What is expected
Return only these lines: the one that contains "Transcribe the text in this document." and every line after it through the end of the listing, exactly, without pictures.

Collected data
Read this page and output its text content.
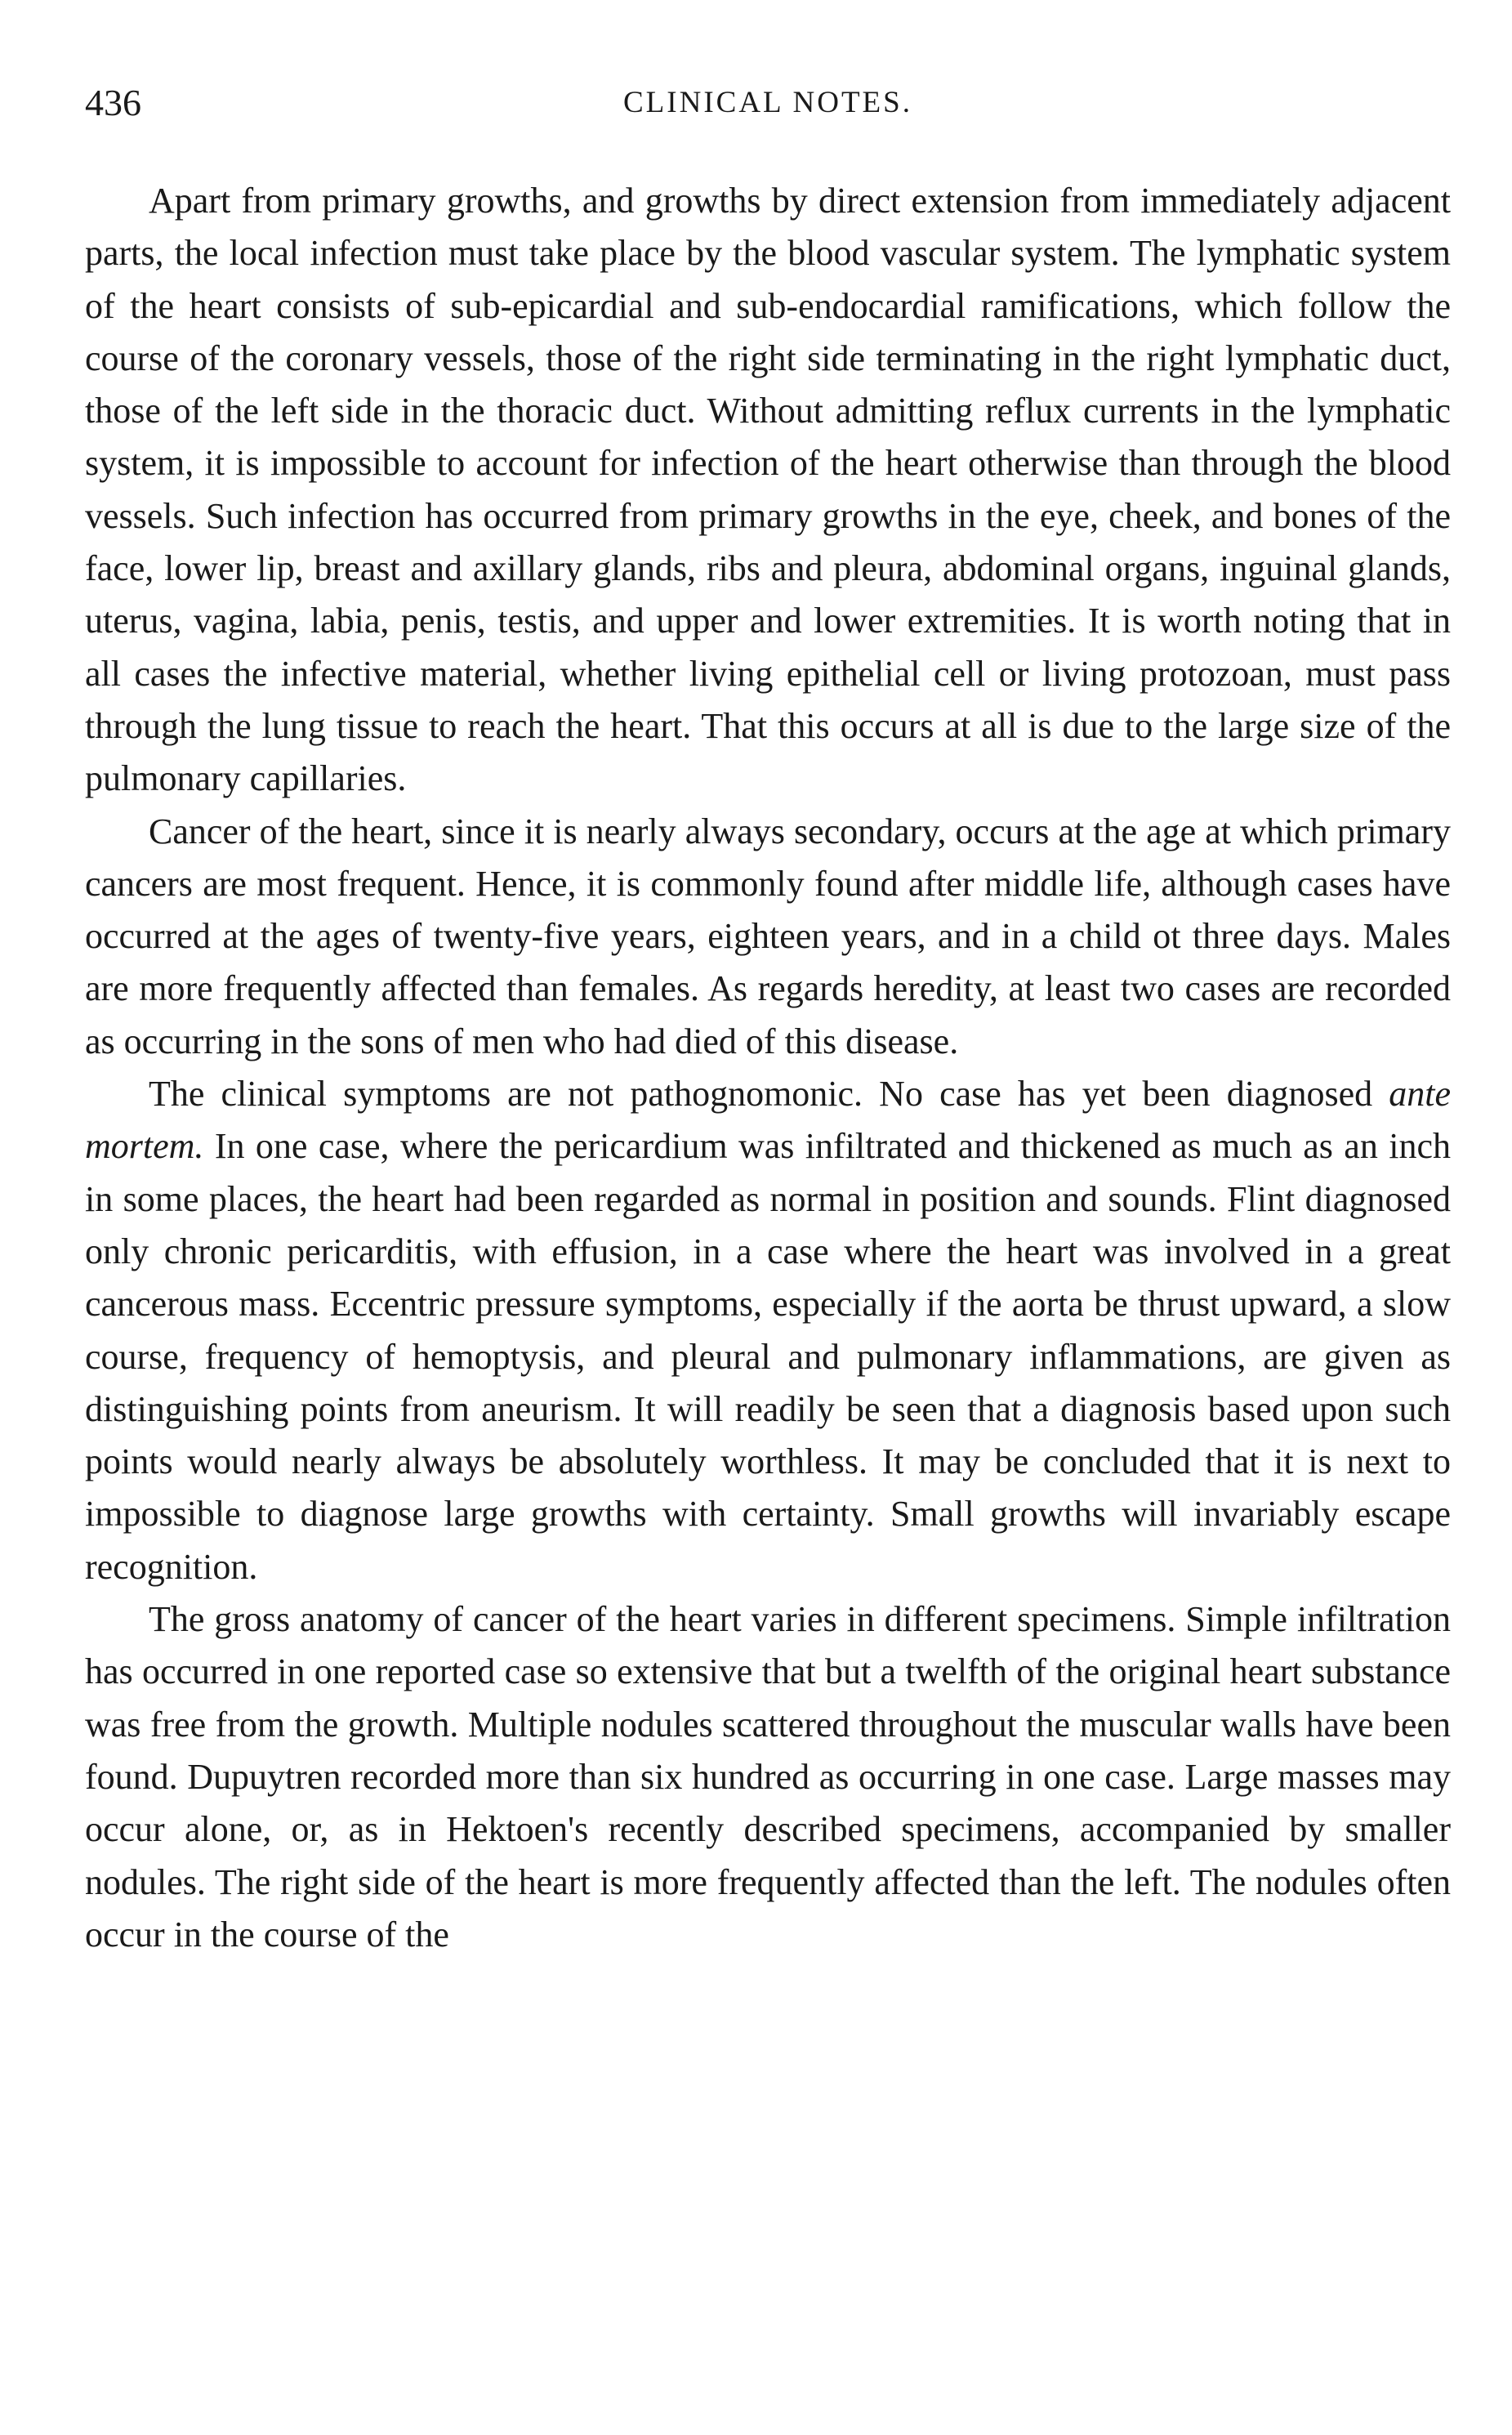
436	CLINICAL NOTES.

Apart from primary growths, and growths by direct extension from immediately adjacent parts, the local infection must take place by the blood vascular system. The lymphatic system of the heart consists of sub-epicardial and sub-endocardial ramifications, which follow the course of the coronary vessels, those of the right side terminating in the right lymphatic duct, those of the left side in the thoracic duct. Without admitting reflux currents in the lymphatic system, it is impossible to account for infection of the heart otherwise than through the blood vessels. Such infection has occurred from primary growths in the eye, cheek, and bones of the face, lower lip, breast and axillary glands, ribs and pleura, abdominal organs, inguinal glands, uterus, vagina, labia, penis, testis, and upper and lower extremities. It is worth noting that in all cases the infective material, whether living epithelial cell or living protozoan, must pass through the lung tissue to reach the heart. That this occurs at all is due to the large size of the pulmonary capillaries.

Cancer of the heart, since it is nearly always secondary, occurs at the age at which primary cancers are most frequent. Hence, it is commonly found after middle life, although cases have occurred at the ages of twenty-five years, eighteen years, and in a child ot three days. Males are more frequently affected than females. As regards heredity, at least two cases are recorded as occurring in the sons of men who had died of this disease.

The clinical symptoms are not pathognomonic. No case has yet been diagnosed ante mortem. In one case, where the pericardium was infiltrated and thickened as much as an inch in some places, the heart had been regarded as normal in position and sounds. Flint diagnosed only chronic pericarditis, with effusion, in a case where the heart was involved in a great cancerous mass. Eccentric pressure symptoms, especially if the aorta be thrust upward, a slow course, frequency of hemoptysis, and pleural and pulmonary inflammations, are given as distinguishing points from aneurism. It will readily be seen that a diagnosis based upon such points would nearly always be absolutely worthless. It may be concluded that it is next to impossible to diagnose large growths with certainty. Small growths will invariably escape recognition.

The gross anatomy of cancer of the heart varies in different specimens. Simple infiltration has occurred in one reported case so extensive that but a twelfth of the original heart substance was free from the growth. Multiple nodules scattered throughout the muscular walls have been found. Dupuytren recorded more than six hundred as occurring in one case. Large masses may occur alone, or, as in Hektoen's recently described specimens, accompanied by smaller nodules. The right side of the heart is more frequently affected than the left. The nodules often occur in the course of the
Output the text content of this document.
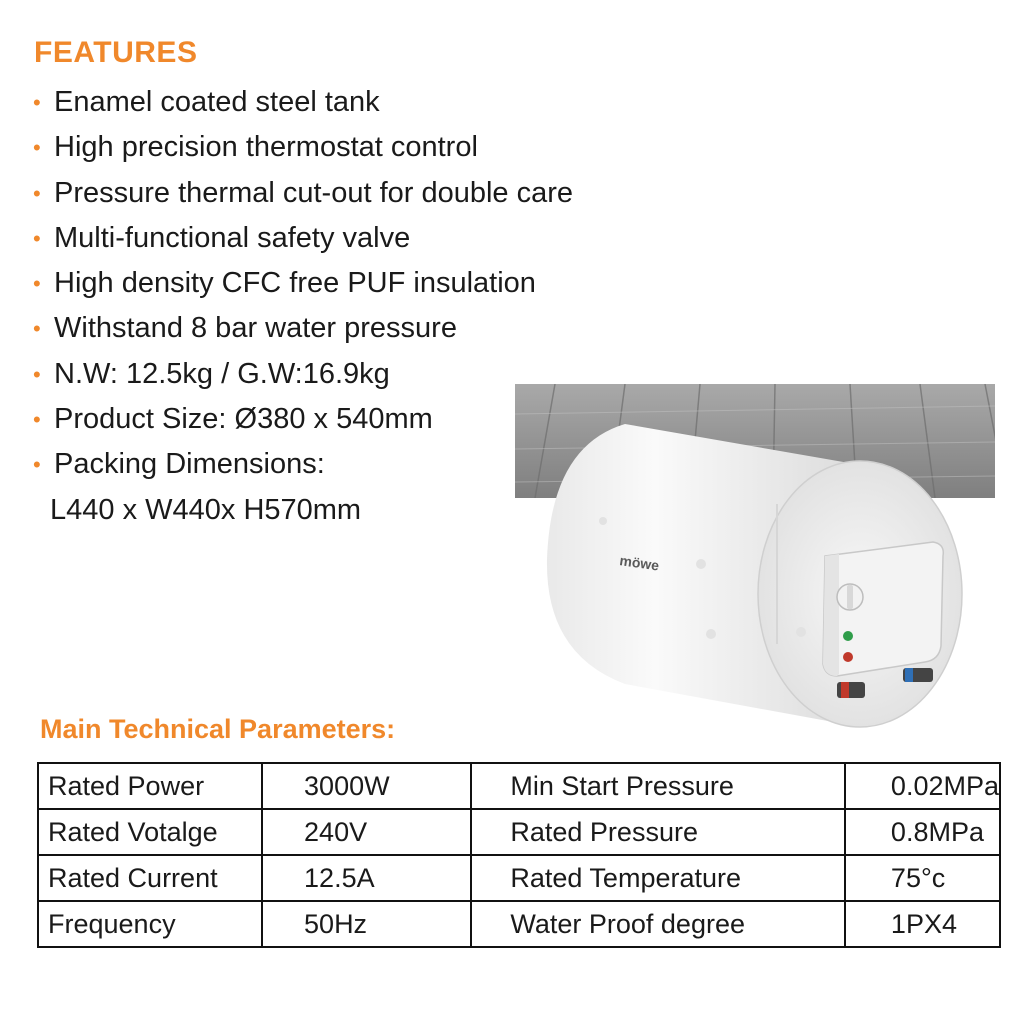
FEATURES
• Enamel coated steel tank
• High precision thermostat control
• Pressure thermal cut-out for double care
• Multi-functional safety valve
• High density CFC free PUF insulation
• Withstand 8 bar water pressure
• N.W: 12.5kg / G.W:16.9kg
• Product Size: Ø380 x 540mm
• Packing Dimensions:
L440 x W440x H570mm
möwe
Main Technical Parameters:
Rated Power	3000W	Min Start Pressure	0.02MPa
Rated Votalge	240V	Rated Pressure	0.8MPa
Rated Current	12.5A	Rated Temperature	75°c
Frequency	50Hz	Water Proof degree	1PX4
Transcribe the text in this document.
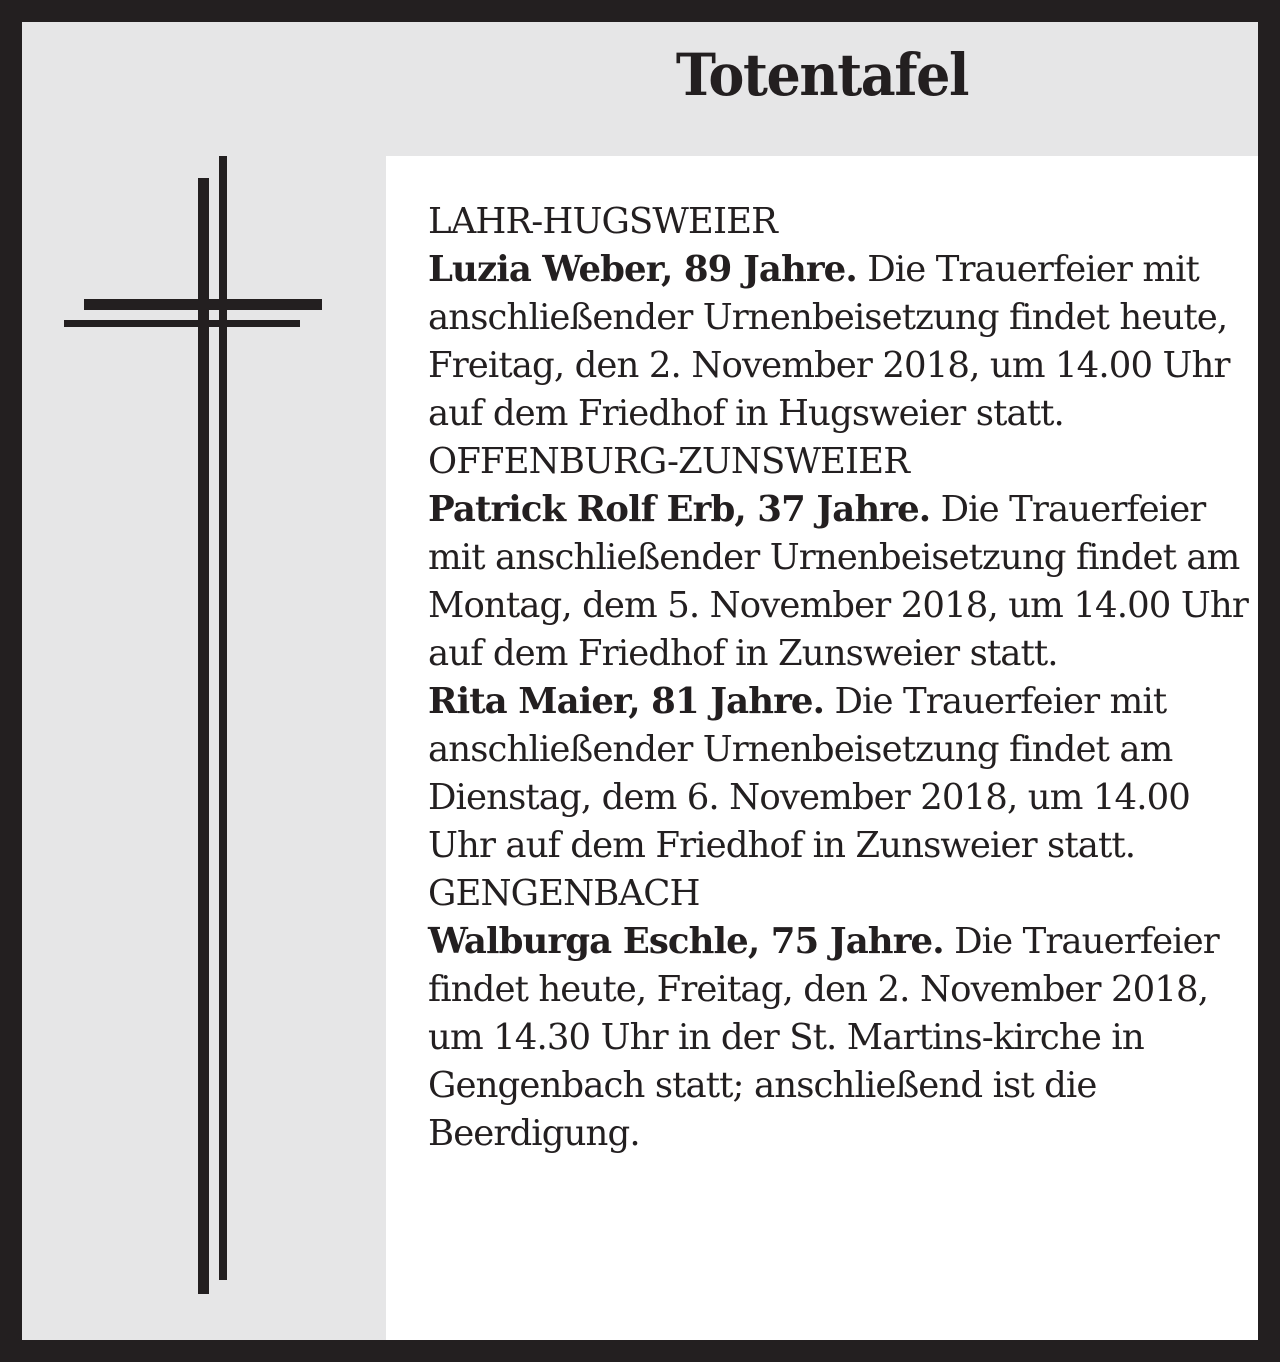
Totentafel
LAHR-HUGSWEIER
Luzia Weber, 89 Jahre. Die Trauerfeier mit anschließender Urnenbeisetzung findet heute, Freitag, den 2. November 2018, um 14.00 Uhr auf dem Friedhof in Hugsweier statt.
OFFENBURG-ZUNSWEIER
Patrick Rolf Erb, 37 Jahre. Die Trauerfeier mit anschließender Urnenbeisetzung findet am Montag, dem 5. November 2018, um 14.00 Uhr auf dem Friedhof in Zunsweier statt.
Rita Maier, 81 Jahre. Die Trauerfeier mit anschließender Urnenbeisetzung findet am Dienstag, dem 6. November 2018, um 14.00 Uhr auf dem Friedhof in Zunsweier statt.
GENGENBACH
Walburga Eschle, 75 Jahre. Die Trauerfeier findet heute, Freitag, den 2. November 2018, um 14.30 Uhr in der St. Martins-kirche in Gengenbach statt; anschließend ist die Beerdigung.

Solution to the exercise
Transcribe the text in this document.
Totentafel
LAHR-HUGSWEIER
Luzia Weber, 89 Jahre. Die Trauerfeier mit anschließender Urnenbeisetzung findet heute, Freitag, den 2. November 2018, um 14.00 Uhr auf dem Friedhof in Hugsweier statt.
OFFENBURG-ZUNSWEIER
Patrick Rolf Erb, 37 Jahre. Die Trauerfeier mit anschließender Urnenbeisetzung findet am Montag, dem 5. November 2018, um 14.00 Uhr auf dem Friedhof in Zunsweier statt.
Rita Maier, 81 Jahre. Die Trauerfeier mit anschließender Urnenbeisetzung findet am Dienstag, dem 6. November 2018, um 14.00 Uhr auf dem Friedhof in Zunsweier statt.
GENGENBACH
Walburga Eschle, 75 Jahre. Die Trauerfeier findet heute, Freitag, den 2. November 2018, um 14.30 Uhr in der St. Martins-kirche in Gengenbach statt; anschließend ist die Beerdigung.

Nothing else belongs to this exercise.